● **Zu bearbeiten**
1 – Fasse im Text über Sachverständige den Absatz, der mit "Zwischen den Bezeichnungen" beginnt, kürzer zusammen. Seine wesentlichen Fakten müssen erhalten bleiben.
2 – Beantworte anhand des Textes über Sachverständige die folgenden Fragen:
(a) In welchem Paragrafen der GewO ist die öffentliche Bestellung eines Sachverständigen geregelt?
(b) Welche Paragrafen der ZPO enthalten die prozessrechtlichen Vorgaben für den Sachverständigenbeweis?
(c) Seit welchem Datum ergeben sich die Stundensätze der Sachverständigenhonorare unmittelbar aus der Anlage 1 JVEG?
3 – Setze den Text über Sachverständige nach seinem letzten Satz fort.

● **Ausgangstext**
Sachverständige
1 Begriff
Sachverständige sind Personen, die auf einem Gebiet besondere Fachkenntnisse vorweisen können. Die Aufgabe eines Sachverständigen ist es, aufgrund seiner Fachkenntnisse die anderen Personen zur Beurteilung eines Sachverhalts fehlende Sachkunde zu ersetzen und ihnen dadurch eine Entscheidungsbildung zu ermöglichen.
Zwischen den Bezeichnungen "Sachverständiger" und "Gutachter" besteht grundsätzlich kein Unterschied. Im Rahmen der gerichtlichen Beweiserhebung wird jedoch nur der Ausdruck "Sachverständiger" gebraucht. Hintergrund ist, dass die Gesetzestexte nur diese Bezeichnung verwenden.
Die Bezeichnung als Sachverständiger, Gutachter o.Ä. ist gesetzlich nicht geschützt, d.h. jeder kann sich selbst für ein Fachgebiet als Sachverständiger bezeichnen, sogenannte selbst ernannte Sachverständige.
2 Rechtsgrundlagen der Tätigkeit
Die Tätigkeit als Sachverständiger unterliegt keinen gesetzlichen Vorgaben. Auch bestehen keine Vorschriften über die Erlangung oder den Nachweis des Sachverstandes.
Der Gutachter muss als Spezialist in dem von ihm benannten Fachgebiet sachverständig sein. In den meisten Fällen sind die Kenntnisse in einem Studium oder durch eine Meisterprüfung erworben.
Lediglich die öffentliche Bestellung eines Sachverständigen ist in § 36 GewO geregelt. Bei der öffentlichen Bestellung muss der Sachverständige ggf. je nach Landesrecht ein Mindestalter vorweisen.
In den §§ 402 - 424 ZPO sind die prozessrechtlichen Vorgaben für den Sachverständigenbeweis geregelt.
3 Arten von Sachverständigen
Es bestehen verschiedene Formen von Sachverständigen, siehe insofern den Beitrag "Arten von Sachverständigen".
Die den gerichtlichen Sachverständigen betreffenden Ausführungen sind in dem Beitrag "Sachverständigenbeweis" dargestellt.
4 Tätigkeitsformen
Die Tätigkeit kann vom Umfang her hauptberuflich oder nebenberuflich ausgeübt werden. Sie kann freiberuflich oder im Angestelltenverhältnis ausgeübt werden.
5 Vergütung
Allgemein:
Die Vergütung der gerichtlich bestellten Sachverständigen richtet sich nach § 9 JVEG. i.V.m. der Anlage 1 JVEG.
Hinweis:
Seit dem 01.01.2021 ergeben sich die Stundensätze der Sachverständigenhonorare unmittelbar aus der Anlage 1 JVEG; die zusätzliche Zuordnung zu Honorargruppen ist grundsätzlich entfallen. Es bleibt dabei, dass sich die Zuordnung zu einem Sachgebiet und damit zu einem Stundensatz nach der Entscheidung über die Heranziehung richtet.

● **Bereitgestellte Daten**
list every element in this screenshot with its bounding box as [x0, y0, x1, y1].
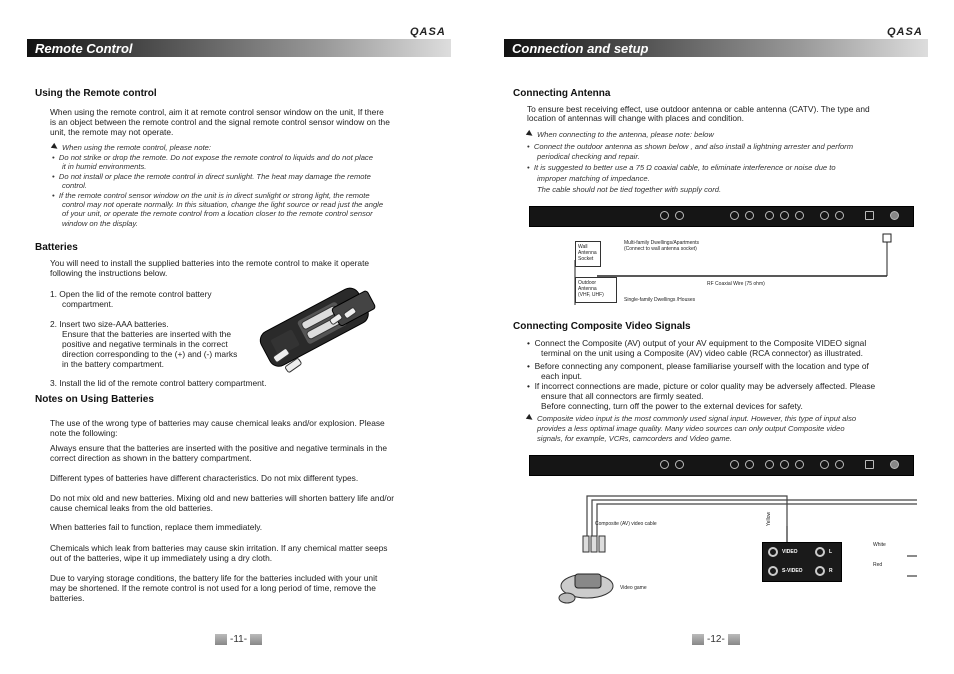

● **Lösungen je Aufgabe**
1 – "Sachverständiger" und "Gutachter" meinen grundsätzlich dasselbe. Bei der gerichtlichen Beweiserhebung wird aber nur "Sachverständiger" verwendet, da die Gesetzestexte allein diese Bezeichnung kennen.

2 –
(a) In § 36 GewO.
(b) Die §§ 402–424 ZPO.
(c) Seit dem 01.01.2021.

3 –
In den Fällen, in denen die Sachverständigenleistung auf einem Sachgebiet zu erbringen ist, das nicht in der Anlage 1 genannt ist, ist der Stundensatz weiterhin nach billigem Ermessen unter Berücksichtigung der allgemein für Leistungen dieser Art außergerichtlich oder außerbehördlich vereinbarten Stundensätze zu bestimmen. Der Stundensatz soll jedoch maximal so hoch sein können, wie der höchste der in Anlage 1 genannten Stundensätze.
Fehlt es an einer ausdrücklichen Vereinbarung, so ist die Vergütung nach einer eventuell vorliegenden Taxe, der üblichen Vergütung gemäß § 315 BGB oder der ergänzenden Vertragsauslegung zu bestimmen (BGH 04.04.2006 - X ZR 122/05).
Mangelhafte Arbeit:
Durch eine Ergänzung in § 8a JVEG wurde die bisherige Rechtsprechung verankert (s.u.): Durch die Änderung soll klargestellt werden, dass der berechtigten Person im Falle einer mangelhaften Leistung vor einer Beschränkung des Vergütungsanspruches grundsätzlich Gelegenheit zur Nachbesserung zu geben ist. Dabei soll die heranziehende Stelle die objektiv feststellbaren Mängel benennen und dem Berechtigten unter Fristsetzung ermöglichen, diese Mängel zu beheben. Die Mängelbeseitigung wird nicht vergütet.
Die zu wählende Frist wird jeweils von den Umständen des Einzelfalls abhängen. Behebt der Berechtigte binnen der gesetzten Frist die Mängel nicht, erhält er seine Vergütung nur insoweit, als seine Leistung bestimmungsgemäß verwertet werden kann. Behebt er hingegen die Mängel, soll eine Reduzierung des Vergütungsanspruches aus diesem Grund nicht mehr in Betracht kommen.
Von einer Fristsetzung zur Mängelbeseitigung kann abgesehen werden, wenn die Leistung grundlegende Mängel aufweist, sie zum Beispiel nicht dem Auftrag der heranziehenden Stelle entspricht oder sie dieser nicht ermöglicht, die Gedankengänge des Sachverständigen nachzuvollziehen, weil nur das Ergebnis mitgeteilt wird, oder wenn offensichtlich ist, dass eine Mängelbeseitigung nicht möglich ist.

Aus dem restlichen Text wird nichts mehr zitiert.